Without the pictures, can you quote each line below exactly?

■ Extracted records ■

********

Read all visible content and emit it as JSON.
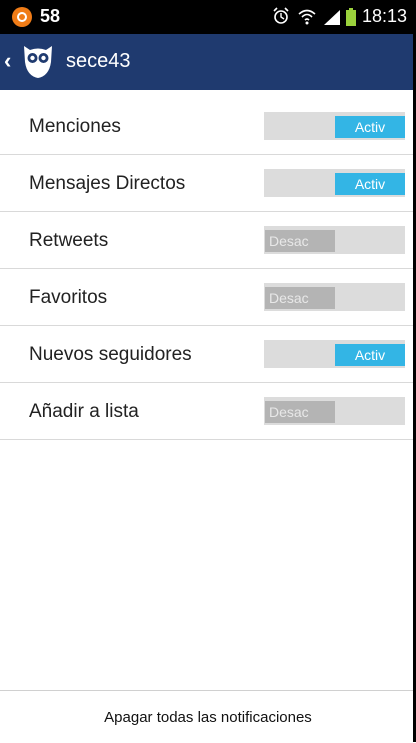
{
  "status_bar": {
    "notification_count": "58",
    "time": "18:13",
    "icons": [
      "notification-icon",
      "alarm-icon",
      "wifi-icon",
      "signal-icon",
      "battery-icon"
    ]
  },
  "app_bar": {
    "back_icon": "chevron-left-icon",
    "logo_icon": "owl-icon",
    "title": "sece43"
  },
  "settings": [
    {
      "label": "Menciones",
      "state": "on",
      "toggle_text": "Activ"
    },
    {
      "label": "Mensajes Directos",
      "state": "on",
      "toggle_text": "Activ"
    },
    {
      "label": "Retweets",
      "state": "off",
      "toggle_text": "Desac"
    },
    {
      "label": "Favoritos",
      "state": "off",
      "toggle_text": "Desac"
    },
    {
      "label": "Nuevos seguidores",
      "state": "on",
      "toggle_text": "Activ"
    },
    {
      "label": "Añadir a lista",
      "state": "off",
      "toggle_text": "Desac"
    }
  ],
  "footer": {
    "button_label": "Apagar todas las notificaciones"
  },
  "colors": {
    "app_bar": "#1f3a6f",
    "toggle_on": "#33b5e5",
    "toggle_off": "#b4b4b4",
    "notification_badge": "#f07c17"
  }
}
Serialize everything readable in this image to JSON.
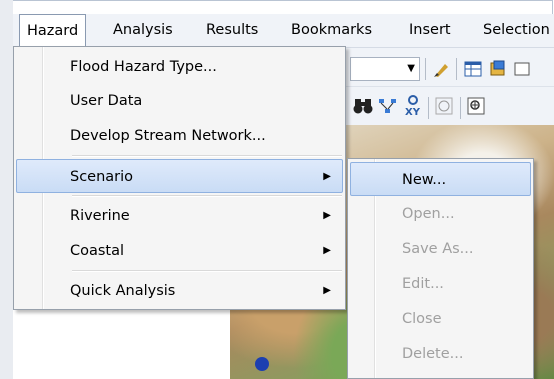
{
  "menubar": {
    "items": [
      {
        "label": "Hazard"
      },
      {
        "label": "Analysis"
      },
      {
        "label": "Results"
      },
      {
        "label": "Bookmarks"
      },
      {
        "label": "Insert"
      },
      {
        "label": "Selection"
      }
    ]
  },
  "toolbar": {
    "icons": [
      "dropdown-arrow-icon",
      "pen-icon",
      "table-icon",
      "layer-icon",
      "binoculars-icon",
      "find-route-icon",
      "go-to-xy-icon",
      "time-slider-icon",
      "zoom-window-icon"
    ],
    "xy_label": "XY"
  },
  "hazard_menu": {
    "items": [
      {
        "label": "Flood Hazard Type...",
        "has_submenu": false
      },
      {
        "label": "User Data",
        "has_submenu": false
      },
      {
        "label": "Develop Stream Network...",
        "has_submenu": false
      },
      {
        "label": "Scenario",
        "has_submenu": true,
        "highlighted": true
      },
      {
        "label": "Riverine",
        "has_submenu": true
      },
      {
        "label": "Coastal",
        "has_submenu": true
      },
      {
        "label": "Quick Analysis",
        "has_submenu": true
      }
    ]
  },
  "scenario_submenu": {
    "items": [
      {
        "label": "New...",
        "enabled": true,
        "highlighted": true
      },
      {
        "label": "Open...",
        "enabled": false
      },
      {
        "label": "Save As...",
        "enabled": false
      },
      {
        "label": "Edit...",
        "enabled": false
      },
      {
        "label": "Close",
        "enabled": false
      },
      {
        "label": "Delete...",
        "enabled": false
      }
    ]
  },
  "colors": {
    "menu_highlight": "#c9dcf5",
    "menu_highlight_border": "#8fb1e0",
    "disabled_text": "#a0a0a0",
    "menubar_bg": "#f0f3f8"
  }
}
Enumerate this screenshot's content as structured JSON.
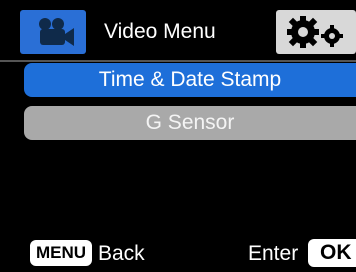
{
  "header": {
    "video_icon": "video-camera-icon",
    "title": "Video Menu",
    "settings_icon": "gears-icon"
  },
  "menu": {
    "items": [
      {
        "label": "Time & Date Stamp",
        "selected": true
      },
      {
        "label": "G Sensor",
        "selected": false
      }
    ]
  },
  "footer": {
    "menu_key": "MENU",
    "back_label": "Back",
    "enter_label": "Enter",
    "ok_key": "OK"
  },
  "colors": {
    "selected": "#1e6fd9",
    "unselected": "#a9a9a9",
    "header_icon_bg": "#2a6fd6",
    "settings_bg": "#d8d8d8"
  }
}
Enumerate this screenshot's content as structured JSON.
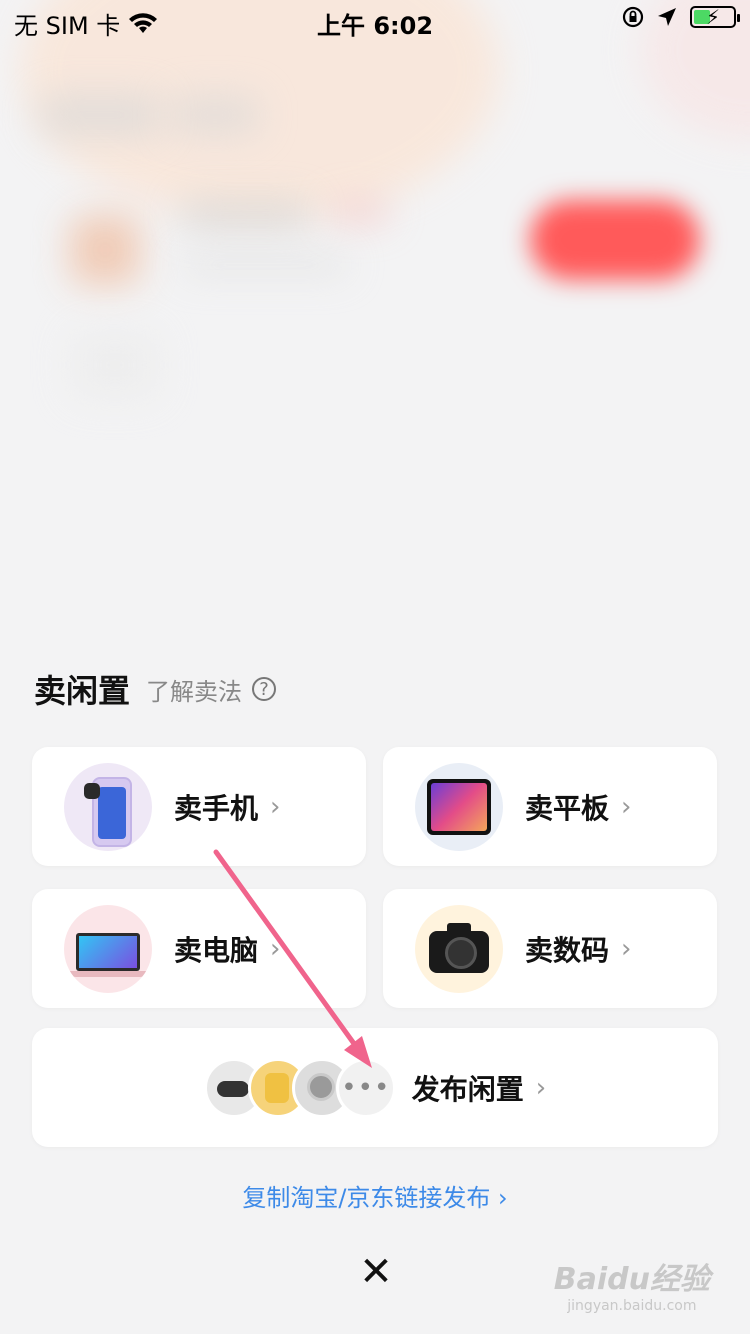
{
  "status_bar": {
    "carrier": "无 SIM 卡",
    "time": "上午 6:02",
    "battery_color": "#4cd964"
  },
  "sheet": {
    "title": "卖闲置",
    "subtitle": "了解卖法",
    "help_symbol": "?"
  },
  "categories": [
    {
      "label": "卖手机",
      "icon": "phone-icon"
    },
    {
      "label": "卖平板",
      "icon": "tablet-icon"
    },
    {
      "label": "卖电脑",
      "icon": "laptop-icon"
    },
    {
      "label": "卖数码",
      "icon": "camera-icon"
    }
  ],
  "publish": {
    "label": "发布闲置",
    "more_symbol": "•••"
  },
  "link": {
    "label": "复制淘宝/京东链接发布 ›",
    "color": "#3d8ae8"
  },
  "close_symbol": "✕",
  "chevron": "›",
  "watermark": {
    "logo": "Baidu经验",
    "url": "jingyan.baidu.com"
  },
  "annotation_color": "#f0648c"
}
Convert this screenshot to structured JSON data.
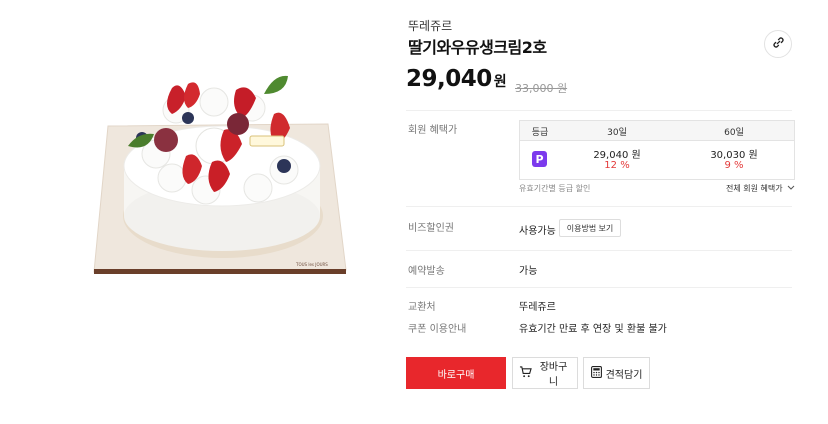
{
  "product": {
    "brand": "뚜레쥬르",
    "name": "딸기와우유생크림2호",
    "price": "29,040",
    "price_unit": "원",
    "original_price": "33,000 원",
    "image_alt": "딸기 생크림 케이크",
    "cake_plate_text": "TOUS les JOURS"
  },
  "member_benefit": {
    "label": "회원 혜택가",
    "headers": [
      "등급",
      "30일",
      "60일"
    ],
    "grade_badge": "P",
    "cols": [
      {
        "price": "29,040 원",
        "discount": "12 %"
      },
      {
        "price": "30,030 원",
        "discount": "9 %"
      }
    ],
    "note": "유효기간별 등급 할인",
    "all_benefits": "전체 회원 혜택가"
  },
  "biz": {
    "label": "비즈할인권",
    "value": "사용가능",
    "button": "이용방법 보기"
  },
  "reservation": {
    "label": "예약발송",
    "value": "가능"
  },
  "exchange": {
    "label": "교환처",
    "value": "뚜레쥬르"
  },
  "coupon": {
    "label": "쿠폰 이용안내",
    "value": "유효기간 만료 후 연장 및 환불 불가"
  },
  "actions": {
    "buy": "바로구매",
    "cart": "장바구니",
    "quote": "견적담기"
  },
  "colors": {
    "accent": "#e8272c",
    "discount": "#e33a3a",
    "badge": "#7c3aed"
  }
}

********

■ Reply to the exercise ■
Read all visible content and emit it as JSON.
{
  "status_bar": {
    "notification_count": "58",
    "time": "18:13",
    "icons": [
      "notification-icon",
      "alarm-icon",
      "wifi-icon",
      "signal-icon",
      "battery-icon"
    ]
  },
  "app_bar": {
    "back_icon": "chevron-left-icon",
    "logo_icon": "owl-icon",
    "title": "sece43"
  },
  "settings": [
    {
      "label": "Menciones",
      "state": "on",
      "toggle_text": "Activ"
    },
    {
      "label": "Mensajes Directos",
      "state": "on",
      "toggle_text": "Activ"
    },
    {
      "label": "Retweets",
      "state": "off",
      "toggle_text": "Desac"
    },
    {
      "label": "Favoritos",
      "state": "off",
      "toggle_text": "Desac"
    },
    {
      "label": "Nuevos seguidores",
      "state": "on",
      "toggle_text": "Activ"
    },
    {
      "label": "Añadir a lista",
      "state": "off",
      "toggle_text": "Desac"
    }
  ],
  "footer": {
    "button_label": "Apagar todas las notificaciones"
  },
  "colors": {
    "app_bar": "#1f3a6f",
    "toggle_on": "#33b5e5",
    "toggle_off": "#b4b4b4",
    "notification_badge": "#f07c17"
  }
}
Serialize everything readable in this image to JSON.
{
  "menubar": {
    "items": [
      {
        "label": "Hazard"
      },
      {
        "label": "Analysis"
      },
      {
        "label": "Results"
      },
      {
        "label": "Bookmarks"
      },
      {
        "label": "Insert"
      },
      {
        "label": "Selection"
      }
    ]
  },
  "toolbar": {
    "icons": [
      "dropdown-arrow-icon",
      "pen-icon",
      "table-icon",
      "layer-icon",
      "binoculars-icon",
      "find-route-icon",
      "go-to-xy-icon",
      "time-slider-icon",
      "zoom-window-icon"
    ],
    "xy_label": "XY"
  },
  "hazard_menu": {
    "items": [
      {
        "label": "Flood Hazard Type...",
        "has_submenu": false
      },
      {
        "label": "User Data",
        "has_submenu": false
      },
      {
        "label": "Develop Stream Network...",
        "has_submenu": false
      },
      {
        "label": "Scenario",
        "has_submenu": true,
        "highlighted": true
      },
      {
        "label": "Riverine",
        "has_submenu": true
      },
      {
        "label": "Coastal",
        "has_submenu": true
      },
      {
        "label": "Quick Analysis",
        "has_submenu": true
      }
    ]
  },
  "scenario_submenu": {
    "items": [
      {
        "label": "New...",
        "enabled": true,
        "highlighted": true
      },
      {
        "label": "Open...",
        "enabled": false
      },
      {
        "label": "Save As...",
        "enabled": false
      },
      {
        "label": "Edit...",
        "enabled": false
      },
      {
        "label": "Close",
        "enabled": false
      },
      {
        "label": "Delete...",
        "enabled": false
      }
    ]
  },
  "colors": {
    "menu_highlight": "#c9dcf5",
    "menu_highlight_border": "#8fb1e0",
    "disabled_text": "#a0a0a0",
    "menubar_bg": "#f0f3f8"
  }
}
Enumerate this screenshot's content as structured JSON.
{
  "header": {
    "video_icon": "video-camera-icon",
    "title": "Video Menu",
    "settings_icon": "gears-icon"
  },
  "menu": {
    "items": [
      {
        "label": "Time & Date Stamp",
        "selected": true
      },
      {
        "label": "G Sensor",
        "selected": false
      }
    ]
  },
  "footer": {
    "menu_key": "MENU",
    "back_label": "Back",
    "enter_label": "Enter",
    "ok_key": "OK"
  },
  "colors": {
    "selected": "#1e6fd9",
    "unselected": "#a9a9a9",
    "header_icon_bg": "#2a6fd6",
    "settings_bg": "#d8d8d8"
  }
}
Enumerate this screenshot's content as structured JSON.
{
  "status_bar": {
    "carrier": "无 SIM 卡",
    "time": "上午 6:02",
    "battery_color": "#4cd964"
  },
  "sheet": {
    "title": "卖闲置",
    "subtitle": "了解卖法",
    "help_symbol": "?"
  },
  "categories": [
    {
      "label": "卖手机",
      "icon": "phone-icon"
    },
    {
      "label": "卖平板",
      "icon": "tablet-icon"
    },
    {
      "label": "卖电脑",
      "icon": "laptop-icon"
    },
    {
      "label": "卖数码",
      "icon": "camera-icon"
    }
  ],
  "publish": {
    "label": "发布闲置",
    "more_symbol": "•••"
  },
  "link": {
    "label": "复制淘宝/京东链接发布 ›",
    "color": "#3d8ae8"
  },
  "close_symbol": "✕",
  "chevron": "›",
  "watermark": {
    "logo": "Baidu经验",
    "url": "jingyan.baidu.com"
  },
  "annotation_color": "#f0648c"
}
Convert this screenshot to structured JSON data.
{
  "product": {
    "brand": "뚜레쥬르",
    "name": "딸기와우유생크림2호",
    "price": "29,040",
    "price_unit": "원",
    "original_price": "33,000 원",
    "image_alt": "딸기 생크림 케이크",
    "cake_plate_text": "TOUS les JOURS"
  },
  "member_benefit": {
    "label": "회원 혜택가",
    "headers": [
      "등급",
      "30일",
      "60일"
    ],
    "grade_badge": "P",
    "cols": [
      {
        "price": "29,040 원",
        "discount": "12 %"
      },
      {
        "price": "30,030 원",
        "discount": "9 %"
      }
    ],
    "note": "유효기간별 등급 할인",
    "all_benefits": "전체 회원 혜택가"
  },
  "biz": {
    "label": "비즈할인권",
    "value": "사용가능",
    "button": "이용방법 보기"
  },
  "reservation": {
    "label": "예약발송",
    "value": "가능"
  },
  "exchange": {
    "label": "교환처",
    "value": "뚜레쥬르"
  },
  "coupon": {
    "label": "쿠폰 이용안내",
    "value": "유효기간 만료 후 연장 및 환불 불가"
  },
  "actions": {
    "buy": "바로구매",
    "cart": "장바구니",
    "quote": "견적담기"
  },
  "colors": {
    "accent": "#e8272c",
    "discount": "#e33a3a",
    "badge": "#7c3aed"
  }
}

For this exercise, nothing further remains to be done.